> **Goal of the exercise**: Copy the full set of lines exactly as given.

> **Dataset records**:
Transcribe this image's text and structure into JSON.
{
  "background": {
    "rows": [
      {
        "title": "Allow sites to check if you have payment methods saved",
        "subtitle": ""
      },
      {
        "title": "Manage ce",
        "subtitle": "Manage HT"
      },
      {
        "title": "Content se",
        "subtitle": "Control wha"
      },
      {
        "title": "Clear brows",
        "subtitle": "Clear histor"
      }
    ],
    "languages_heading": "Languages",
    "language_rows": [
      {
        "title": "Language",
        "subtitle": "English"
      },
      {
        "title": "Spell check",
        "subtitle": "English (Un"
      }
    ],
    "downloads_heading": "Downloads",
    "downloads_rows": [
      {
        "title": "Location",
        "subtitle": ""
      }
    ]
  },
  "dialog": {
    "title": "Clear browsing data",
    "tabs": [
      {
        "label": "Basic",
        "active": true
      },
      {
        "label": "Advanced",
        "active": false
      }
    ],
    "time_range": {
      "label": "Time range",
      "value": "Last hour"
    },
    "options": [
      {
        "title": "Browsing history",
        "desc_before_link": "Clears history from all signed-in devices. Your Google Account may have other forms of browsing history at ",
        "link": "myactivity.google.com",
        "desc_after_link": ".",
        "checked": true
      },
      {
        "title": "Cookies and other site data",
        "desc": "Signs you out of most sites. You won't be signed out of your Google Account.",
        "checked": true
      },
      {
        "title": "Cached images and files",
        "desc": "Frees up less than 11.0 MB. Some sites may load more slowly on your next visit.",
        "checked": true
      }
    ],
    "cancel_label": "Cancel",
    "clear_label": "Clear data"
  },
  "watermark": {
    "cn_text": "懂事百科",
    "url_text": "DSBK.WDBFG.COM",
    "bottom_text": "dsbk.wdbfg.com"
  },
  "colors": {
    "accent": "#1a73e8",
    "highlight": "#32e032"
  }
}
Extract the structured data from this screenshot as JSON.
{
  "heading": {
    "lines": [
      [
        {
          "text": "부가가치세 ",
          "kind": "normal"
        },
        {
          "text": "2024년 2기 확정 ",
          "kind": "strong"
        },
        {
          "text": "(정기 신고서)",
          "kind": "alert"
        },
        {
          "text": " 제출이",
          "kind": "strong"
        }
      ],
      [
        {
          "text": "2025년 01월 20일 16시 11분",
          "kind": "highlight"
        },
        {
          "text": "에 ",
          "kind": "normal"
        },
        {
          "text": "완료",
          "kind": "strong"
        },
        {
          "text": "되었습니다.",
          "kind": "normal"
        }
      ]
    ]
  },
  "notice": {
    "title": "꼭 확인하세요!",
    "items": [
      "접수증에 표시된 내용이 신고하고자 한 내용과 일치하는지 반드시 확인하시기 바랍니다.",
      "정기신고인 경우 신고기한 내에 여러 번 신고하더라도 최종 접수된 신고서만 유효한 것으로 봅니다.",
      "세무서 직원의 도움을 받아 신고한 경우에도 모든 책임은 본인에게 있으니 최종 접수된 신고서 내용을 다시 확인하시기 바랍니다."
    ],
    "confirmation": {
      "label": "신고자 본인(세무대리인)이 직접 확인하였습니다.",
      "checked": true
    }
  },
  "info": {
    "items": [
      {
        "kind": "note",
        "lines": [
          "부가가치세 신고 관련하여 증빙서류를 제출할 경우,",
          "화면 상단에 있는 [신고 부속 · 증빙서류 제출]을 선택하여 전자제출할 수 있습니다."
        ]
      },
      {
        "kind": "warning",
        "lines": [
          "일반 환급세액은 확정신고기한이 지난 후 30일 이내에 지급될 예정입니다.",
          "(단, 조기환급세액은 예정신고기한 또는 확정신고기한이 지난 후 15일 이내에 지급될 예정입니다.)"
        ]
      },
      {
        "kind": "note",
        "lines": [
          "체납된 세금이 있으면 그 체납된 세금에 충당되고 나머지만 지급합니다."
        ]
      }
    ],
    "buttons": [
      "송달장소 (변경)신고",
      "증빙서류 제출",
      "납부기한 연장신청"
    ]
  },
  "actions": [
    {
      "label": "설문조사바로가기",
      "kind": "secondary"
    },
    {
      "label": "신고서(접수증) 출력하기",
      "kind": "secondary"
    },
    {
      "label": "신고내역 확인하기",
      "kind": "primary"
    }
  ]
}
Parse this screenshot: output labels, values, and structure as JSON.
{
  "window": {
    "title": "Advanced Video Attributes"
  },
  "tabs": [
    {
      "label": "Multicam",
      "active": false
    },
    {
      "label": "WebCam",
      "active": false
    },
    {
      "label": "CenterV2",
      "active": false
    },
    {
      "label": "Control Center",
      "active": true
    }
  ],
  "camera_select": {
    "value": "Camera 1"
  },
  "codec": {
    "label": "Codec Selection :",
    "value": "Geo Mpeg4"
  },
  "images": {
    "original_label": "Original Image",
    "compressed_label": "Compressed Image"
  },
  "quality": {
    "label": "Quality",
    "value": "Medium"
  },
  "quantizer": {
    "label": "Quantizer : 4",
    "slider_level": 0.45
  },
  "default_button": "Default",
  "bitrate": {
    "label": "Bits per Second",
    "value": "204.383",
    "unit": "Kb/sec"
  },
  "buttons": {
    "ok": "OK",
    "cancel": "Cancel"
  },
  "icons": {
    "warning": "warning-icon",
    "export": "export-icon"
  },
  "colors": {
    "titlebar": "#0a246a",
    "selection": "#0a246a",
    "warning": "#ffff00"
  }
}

> **Output for this task**:
Transcribe this image's text and structure into JSON.
{
  "background": {
    "rows": [
      {
        "title": "Allow sites to check if you have payment methods saved",
        "subtitle": ""
      },
      {
        "title": "Manage ce",
        "subtitle": "Manage HT"
      },
      {
        "title": "Content se",
        "subtitle": "Control wha"
      },
      {
        "title": "Clear brows",
        "subtitle": "Clear histor"
      }
    ],
    "languages_heading": "Languages",
    "language_rows": [
      {
        "title": "Language",
        "subtitle": "English"
      },
      {
        "title": "Spell check",
        "subtitle": "English (Un"
      }
    ],
    "downloads_heading": "Downloads",
    "downloads_rows": [
      {
        "title": "Location",
        "subtitle": ""
      }
    ]
  },
  "dialog": {
    "title": "Clear browsing data",
    "tabs": [
      {
        "label": "Basic",
        "active": true
      },
      {
        "label": "Advanced",
        "active": false
      }
    ],
    "time_range": {
      "label": "Time range",
      "value": "Last hour"
    },
    "options": [
      {
        "title": "Browsing history",
        "desc_before_link": "Clears history from all signed-in devices. Your Google Account may have other forms of browsing history at ",
        "link": "myactivity.google.com",
        "desc_after_link": ".",
        "checked": true
      },
      {
        "title": "Cookies and other site data",
        "desc": "Signs you out of most sites. You won't be signed out of your Google Account.",
        "checked": true
      },
      {
        "title": "Cached images and files",
        "desc": "Frees up less than 11.0 MB. Some sites may load more slowly on your next visit.",
        "checked": true
      }
    ],
    "cancel_label": "Cancel",
    "clear_label": "Clear data"
  },
  "watermark": {
    "cn_text": "懂事百科",
    "url_text": "DSBK.WDBFG.COM",
    "bottom_text": "dsbk.wdbfg.com"
  },
  "colors": {
    "accent": "#1a73e8",
    "highlight": "#32e032"
  }
}
Extract the structured data from this screenshot as JSON.
{
  "heading": {
    "lines": [
      [
        {
          "text": "부가가치세 ",
          "kind": "normal"
        },
        {
          "text": "2024년 2기 확정 ",
          "kind": "strong"
        },
        {
          "text": "(정기 신고서)",
          "kind": "alert"
        },
        {
          "text": " 제출이",
          "kind": "strong"
        }
      ],
      [
        {
          "text": "2025년 01월 20일 16시 11분",
          "kind": "highlight"
        },
        {
          "text": "에 ",
          "kind": "normal"
        },
        {
          "text": "완료",
          "kind": "strong"
        },
        {
          "text": "되었습니다.",
          "kind": "normal"
        }
      ]
    ]
  },
  "notice": {
    "title": "꼭 확인하세요!",
    "items": [
      "접수증에 표시된 내용이 신고하고자 한 내용과 일치하는지 반드시 확인하시기 바랍니다.",
      "정기신고인 경우 신고기한 내에 여러 번 신고하더라도 최종 접수된 신고서만 유효한 것으로 봅니다.",
      "세무서 직원의 도움을 받아 신고한 경우에도 모든 책임은 본인에게 있으니 최종 접수된 신고서 내용을 다시 확인하시기 바랍니다."
    ],
    "confirmation": {
      "label": "신고자 본인(세무대리인)이 직접 확인하였습니다.",
      "checked": true
    }
  },
  "info": {
    "items": [
      {
        "kind": "note",
        "lines": [
          "부가가치세 신고 관련하여 증빙서류를 제출할 경우,",
          "화면 상단에 있는 [신고 부속 · 증빙서류 제출]을 선택하여 전자제출할 수 있습니다."
        ]
      },
      {
        "kind": "warning",
        "lines": [
          "일반 환급세액은 확정신고기한이 지난 후 30일 이내에 지급될 예정입니다.",
          "(단, 조기환급세액은 예정신고기한 또는 확정신고기한이 지난 후 15일 이내에 지급될 예정입니다.)"
        ]
      },
      {
        "kind": "note",
        "lines": [
          "체납된 세금이 있으면 그 체납된 세금에 충당되고 나머지만 지급합니다."
        ]
      }
    ],
    "buttons": [
      "송달장소 (변경)신고",
      "증빙서류 제출",
      "납부기한 연장신청"
    ]
  },
  "actions": [
    {
      "label": "설문조사바로가기",
      "kind": "secondary"
    },
    {
      "label": "신고서(접수증) 출력하기",
      "kind": "secondary"
    },
    {
      "label": "신고내역 확인하기",
      "kind": "primary"
    }
  ]
}
Parse this screenshot: output labels, values, and structure as JSON.
{
  "window": {
    "title": "Advanced Video Attributes"
  },
  "tabs": [
    {
      "label": "Multicam",
      "active": false
    },
    {
      "label": "WebCam",
      "active": false
    },
    {
      "label": "CenterV2",
      "active": false
    },
    {
      "label": "Control Center",
      "active": true
    }
  ],
  "camera_select": {
    "value": "Camera 1"
  },
  "codec": {
    "label": "Codec Selection :",
    "value": "Geo Mpeg4"
  },
  "images": {
    "original_label": "Original Image",
    "compressed_label": "Compressed Image"
  },
  "quality": {
    "label": "Quality",
    "value": "Medium"
  },
  "quantizer": {
    "label": "Quantizer : 4",
    "slider_level": 0.45
  },
  "default_button": "Default",
  "bitrate": {
    "label": "Bits per Second",
    "value": "204.383",
    "unit": "Kb/sec"
  },
  "buttons": {
    "ok": "OK",
    "cancel": "Cancel"
  },
  "icons": {
    "warning": "warning-icon",
    "export": "export-icon"
  },
  "colors": {
    "titlebar": "#0a246a",
    "selection": "#0a246a",
    "warning": "#ffff00"
  }
}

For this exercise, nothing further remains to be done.